Request: Write out the listing below without alteration, omitting its pictures.

Stored rows:
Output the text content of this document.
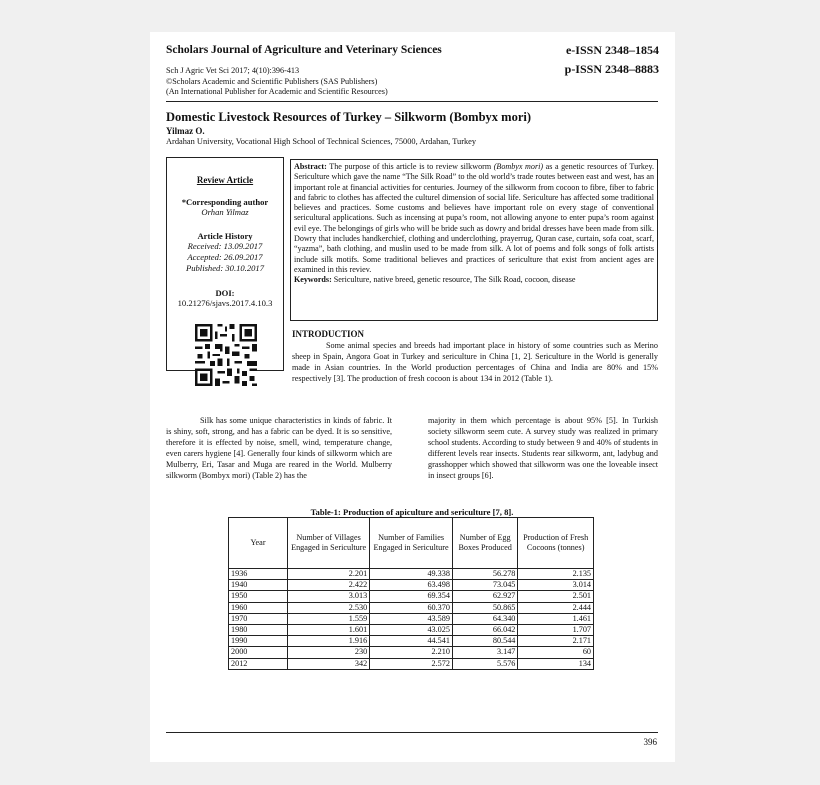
Scholars Journal of Agriculture and Veterinary Sciences	e-ISSN 2348–1854
p-ISSN 2348–8883
Sch J Agric Vet Sci 2017; 4(10):396-413
©Scholars Academic and Scientific Publishers (SAS Publishers)
(An International Publisher for Academic and Scientific Resources)
Domestic Livestock Resources of Turkey – Silkworm (Bombyx mori)
Yilmaz O.
Ardahan University, Vocational High School of Technical Sciences, 75000, Ardahan, Turkey
Review Article
*Corresponding author
Orhan Yilmaz
Article History
Received: 13.09.2017
Accepted: 26.09.2017
Published: 30.10.2017
DOI:
10.21276/sjavs.2017.4.10.3
Abstract: The purpose of this article is to review silkworm (Bombyx mori) as a genetic resources of Turkey. Sericulture which gave the name “The Silk Road” to the old world’s trade routes between east and west, has an important role at financial activities for centuries. Journey of the silkworm from cocoon to fibre, fiber to fabric and fabric to clothes has affected the culturel dimension of social life. Sericulture has affected some traditional believes and practices. Some customs and believes have important role on every stage of conventional sericultural applications. Such as incensing at pupa’s room, not allowing anyone to enter pupa’s room against evil eye. The belongings of girls who will be bride such as dowry and bridal dresses have been made from silk. Dowry that includes handkerchief, clothing and underclothing, prayerrug, Quran case, curtain, sofa coat, scarf, “yazma”, bath clothing, and muslin used to be made from silk. A lot of poems and folk songs of folk artists include silk motifs. Some traditional believes and practices of sericulture that exist from ancient ages are examined in this reviev.
Keywords: Sericulture, native breed, genetic resource, The Silk Road, cocoon, disease
INTRODUCTION
Some animal species and breeds had important place in history of some countries such as Merino sheep in Spain, Angora Goat in Turkey and sericulture in China [1, 2]. Sericulture in the World is generally made in Asian countries. In the World production percentages of China and India are 80% and 15% respectively [3]. The production of fresh cocoon is about 134 in 2012 (Table 1).
Silk has some unique characteristics in kinds of fabric. It is shiny, soft, strong, and has a fabric can be dyed. It is so sensitive, therefore it is effected by noise, smell, wind, temperature change, even carers hygiene [4]. Generally four kinds of silkworm which are Mulberry, Eri, Tasar and Muga are reared in the World. Mulberry silkworm (Bombyx mori) (Table 2) has the
majority in them which percentage is about 95% [5]. In Turkish society silkworm seem cute. A survey study was realized in primary school students. According to study between 9 and 40% of students in different levels rear insects. Students rear silkworm, ant, ladybug and grasshopper which showed that silkworm was one the loveable insect in insect groups [6].
Table-1: Production of apiculture and sericulture [7, 8].
Year	Number of Villages Engaged in Sericulture	Number of Families Engaged in Sericulture	Number of Egg Boxes Produced	Production of Fresh Cocoons (tonnes)
1936	2.201	49.338	56.278	2.135
1940	2.422	63.498	73.045	3.014
1950	3.013	69.354	62.927	2.501
1960	2.530	60.370	50.865	2.444
1970	1.559	43.589	64.340	1.461
1980	1.601	43.025	66.042	1.707
1990	1.916	44.541	80.544	2.171
2000	230	2.210	3.147	60
2012	342	2.572	5.576	134
396
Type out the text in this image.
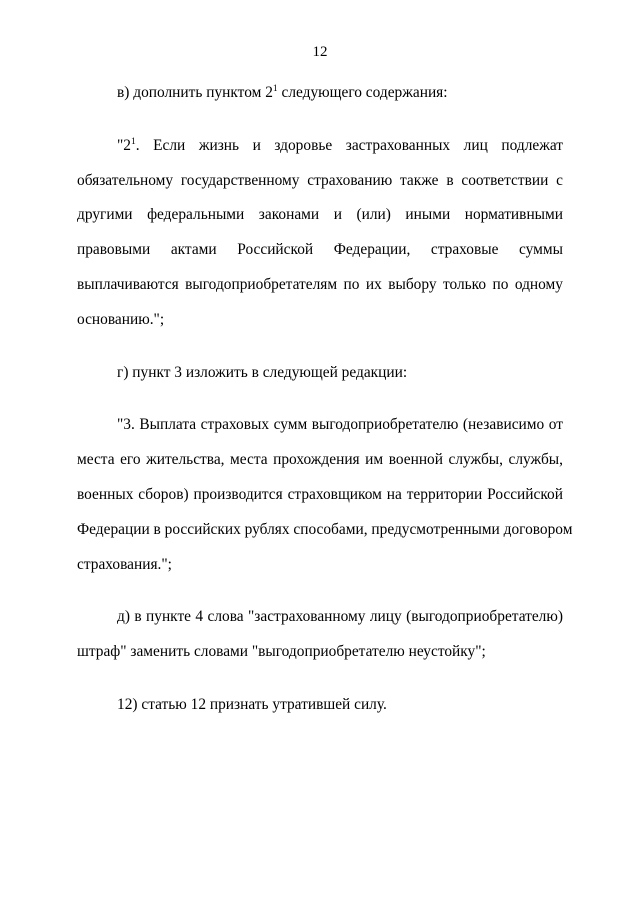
12

в) дополнить пунктом $2^1$ следующего содержания:

"$2^1$. Если жизнь и здоровье застрахованных лиц подлежат
обязательному государственному страхованию также в соответствии с
другими федеральными законами и (или) иными нормативными
правовыми актами Российской Федерации, страховые суммы
выплачиваются выгодоприобретателям по их выбору только по одному
основанию.";

г) пункт 3 изложить в следующей редакции:

"3. Выплата страховых сумм выгодоприобретателю (независимо от
места его жительства, места прохождения им военной службы, службы,
военных сборов) производится страховщиком на территории Российской
Федерации в российских рублях способами, предусмотренными договором
страхования.";
д) в пункте 4 слова "застрахованному лицу (выгодоприобретателю)
штраф" заменить словами "выгодоприобретателю неустойку";

12) статью 12 признать утратившей силу.
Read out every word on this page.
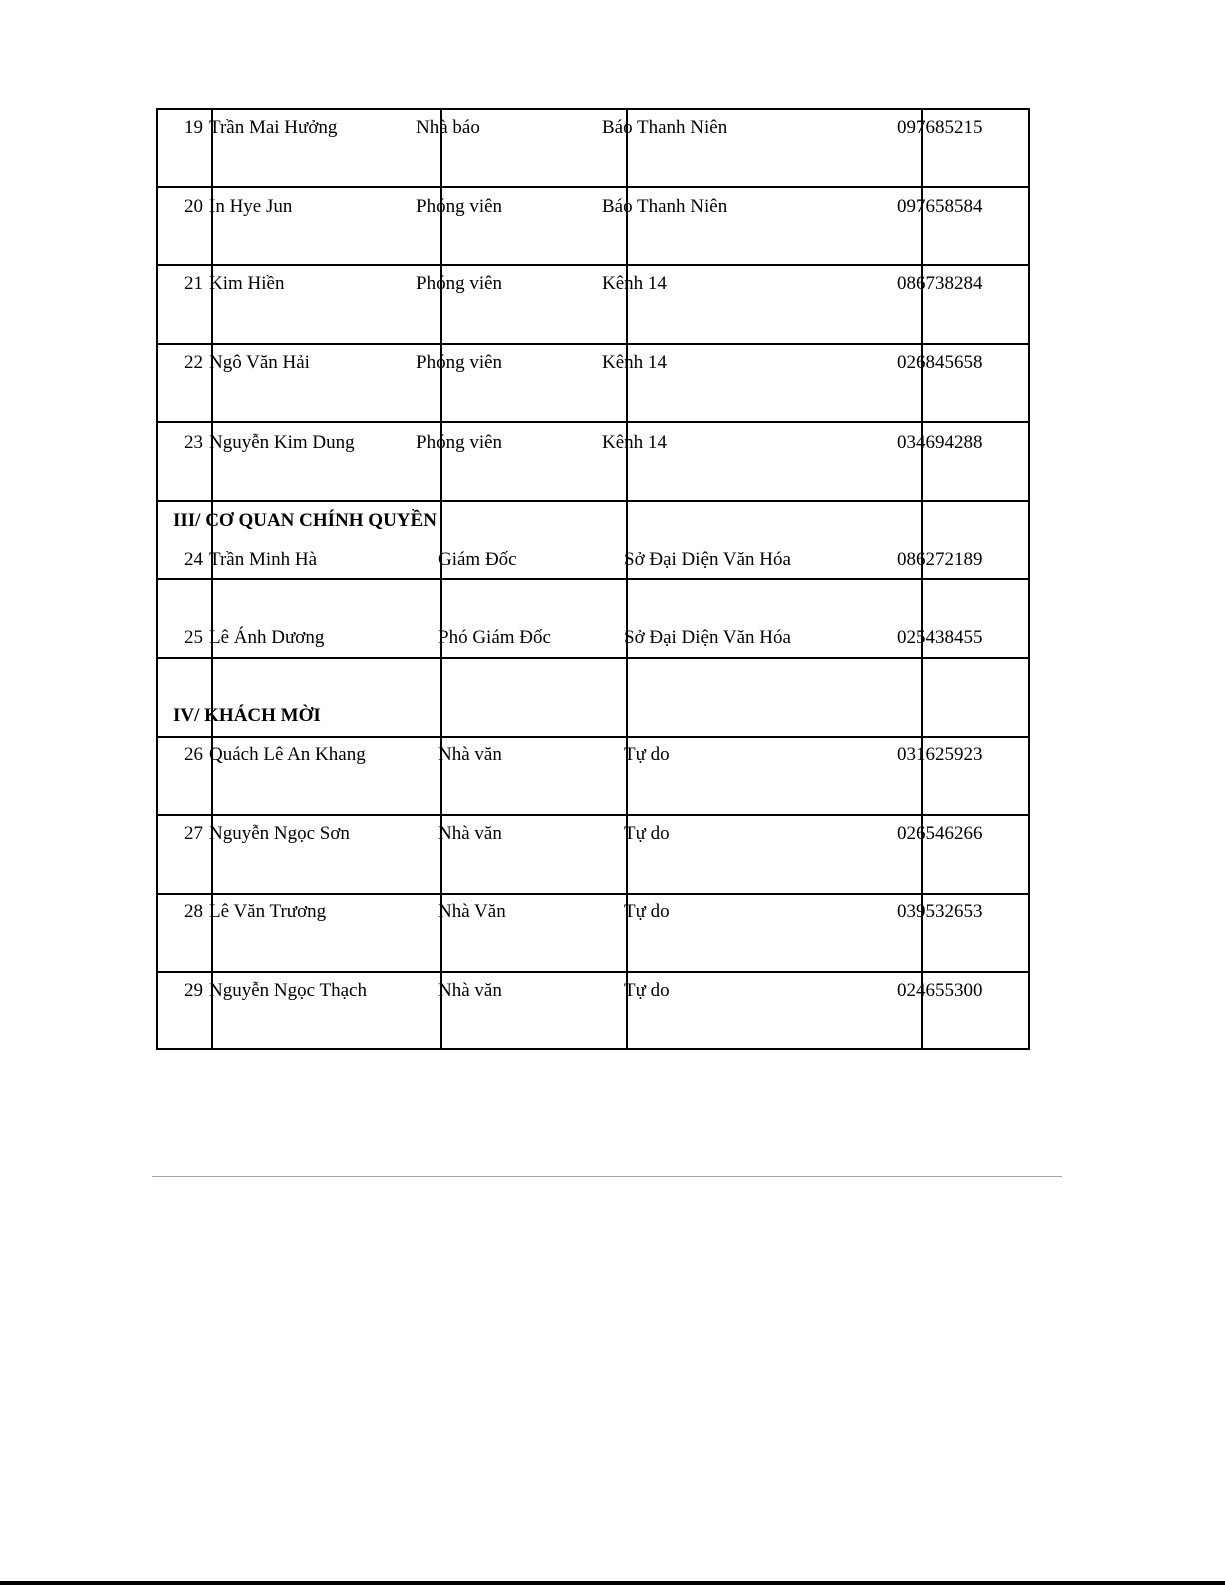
19 Trần Mai Hưởng	Nhà báo	Báo Thanh Niên	097685215
20 In Hye Jun	Phóng viên	Báo Thanh Niên	097658584
21 Kim Hiền	Phóng viên	Kênh 14	086738284
22 Ngô Văn Hải	Phóng viên	Kênh 14	026845658
23 Nguyễn Kim Dung	Phóng viên	Kênh 14	034694288
III/ CƠ QUAN CHÍNH QUYỀN
24 Trần Minh Hà	Giám Đốc	Sở Đại Diện Văn Hóa	086272189
25 Lê Ánh Dương	Phó Giám Đốc	Sở Đại Diện Văn Hóa	025438455
IV/ KHÁCH MỜI
26 Quách Lê An Khang	Nhà văn	Tự do	031625923
27 Nguyễn Ngọc Sơn	Nhà văn	Tự do	026546266
28 Lê Văn Trương	Nhà Văn	Tự do	039532653
29 Nguyễn Ngọc Thạch	Nhà văn	Tự do	024655300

Reply:
Output the text content of this document.
Scholars Journal of Agriculture and Veterinary Sciences	e-ISSN 2348–1854
p-ISSN 2348–8883
Sch J Agric Vet Sci 2017; 4(10):396-413
©Scholars Academic and Scientific Publishers (SAS Publishers)
(An International Publisher for Academic and Scientific Resources)
Domestic Livestock Resources of Turkey – Silkworm (Bombyx mori)
Yilmaz O.
Ardahan University, Vocational High School of Technical Sciences, 75000, Ardahan, Turkey
Review Article
*Corresponding author
Orhan Yilmaz
Article History
Received: 13.09.2017
Accepted: 26.09.2017
Published: 30.10.2017
DOI:
10.21276/sjavs.2017.4.10.3
Abstract: The purpose of this article is to review silkworm (Bombyx mori) as a genetic resources of Turkey. Sericulture which gave the name “The Silk Road” to the old world’s trade routes between east and west, has an important role at financial activities for centuries. Journey of the silkworm from cocoon to fibre, fiber to fabric and fabric to clothes has affected the culturel dimension of social life. Sericulture has affected some traditional believes and practices. Some customs and believes have important role on every stage of conventional sericultural applications. Such as incensing at pupa’s room, not allowing anyone to enter pupa’s room against evil eye. The belongings of girls who will be bride such as dowry and bridal dresses have been made from silk. Dowry that includes handkerchief, clothing and underclothing, prayerrug, Quran case, curtain, sofa coat, scarf, “yazma”, bath clothing, and muslin used to be made from silk. A lot of poems and folk songs of folk artists include silk motifs. Some traditional believes and practices of sericulture that exist from ancient ages are examined in this reviev.
Keywords: Sericulture, native breed, genetic resource, The Silk Road, cocoon, disease
INTRODUCTION
Some animal species and breeds had important place in history of some countries such as Merino sheep in Spain, Angora Goat in Turkey and sericulture in China [1, 2]. Sericulture in the World is generally made in Asian countries. In the World production percentages of China and India are 80% and 15% respectively [3]. The production of fresh cocoon is about 134 in 2012 (Table 1).
Silk has some unique characteristics in kinds of fabric. It is shiny, soft, strong, and has a fabric can be dyed. It is so sensitive, therefore it is effected by noise, smell, wind, temperature change, even carers hygiene [4]. Generally four kinds of silkworm which are Mulberry, Eri, Tasar and Muga are reared in the World. Mulberry silkworm (Bombyx mori) (Table 2) has the
majority in them which percentage is about 95% [5]. In Turkish society silkworm seem cute. A survey study was realized in primary school students. According to study between 9 and 40% of students in different levels rear insects. Students rear silkworm, ant, ladybug and grasshopper which showed that silkworm was one the loveable insect in insect groups [6].
Table-1: Production of apiculture and sericulture [7, 8].
Year	Number of Villages Engaged in Sericulture	Number of Families Engaged in Sericulture	Number of Egg Boxes Produced	Production of Fresh Cocoons (tonnes)
1936	2.201	49.338	56.278	2.135
1940	2.422	63.498	73.045	3.014
1950	3.013	69.354	62.927	2.501
1960	2.530	60.370	50.865	2.444
1970	1.559	43.589	64.340	1.461
1980	1.601	43.025	66.042	1.707
1990	1.916	44.541	80.544	2.171
2000	230	2.210	3.147	60
2012	342	2.572	5.576	134
396
Type out the text in this image.
12

в) дополнить пунктом $2^1$ следующего содержания:

"$2^1$. Если жизнь и здоровье застрахованных лиц подлежат
обязательному государственному страхованию также в соответствии с
другими федеральными законами и (или) иными нормативными
правовыми актами Российской Федерации, страховые суммы
выплачиваются выгодоприобретателям по их выбору только по одному
основанию.";

г) пункт 3 изложить в следующей редакции:

"3. Выплата страховых сумм выгодоприобретателю (независимо от
места его жительства, места прохождения им военной службы, службы,
военных сборов) производится страховщиком на территории Российской
Федерации в российских рублях способами, предусмотренными договором
страхования.";
д) в пункте 4 слова "застрахованному лицу (выгодоприобретателю)
штраф" заменить словами "выгодоприобретателю неустойку";

12) статью 12 признать утратившей силу.
Read out every word on this page.
19 Trần Mai Hưởng	Nhà báo	Báo Thanh Niên	097685215
20 In Hye Jun	Phóng viên	Báo Thanh Niên	097658584
21 Kim Hiền	Phóng viên	Kênh 14	086738284
22 Ngô Văn Hải	Phóng viên	Kênh 14	026845658
23 Nguyễn Kim Dung	Phóng viên	Kênh 14	034694288
III/ CƠ QUAN CHÍNH QUYỀN
24 Trần Minh Hà	Giám Đốc	Sở Đại Diện Văn Hóa	086272189
25 Lê Ánh Dương	Phó Giám Đốc	Sở Đại Diện Văn Hóa	025438455
IV/ KHÁCH MỜI
26 Quách Lê An Khang	Nhà văn	Tự do	031625923
27 Nguyễn Ngọc Sơn	Nhà văn	Tự do	026546266
28 Lê Văn Trương	Nhà Văn	Tự do	039532653
29 Nguyễn Ngọc Thạch	Nhà văn	Tự do	024655300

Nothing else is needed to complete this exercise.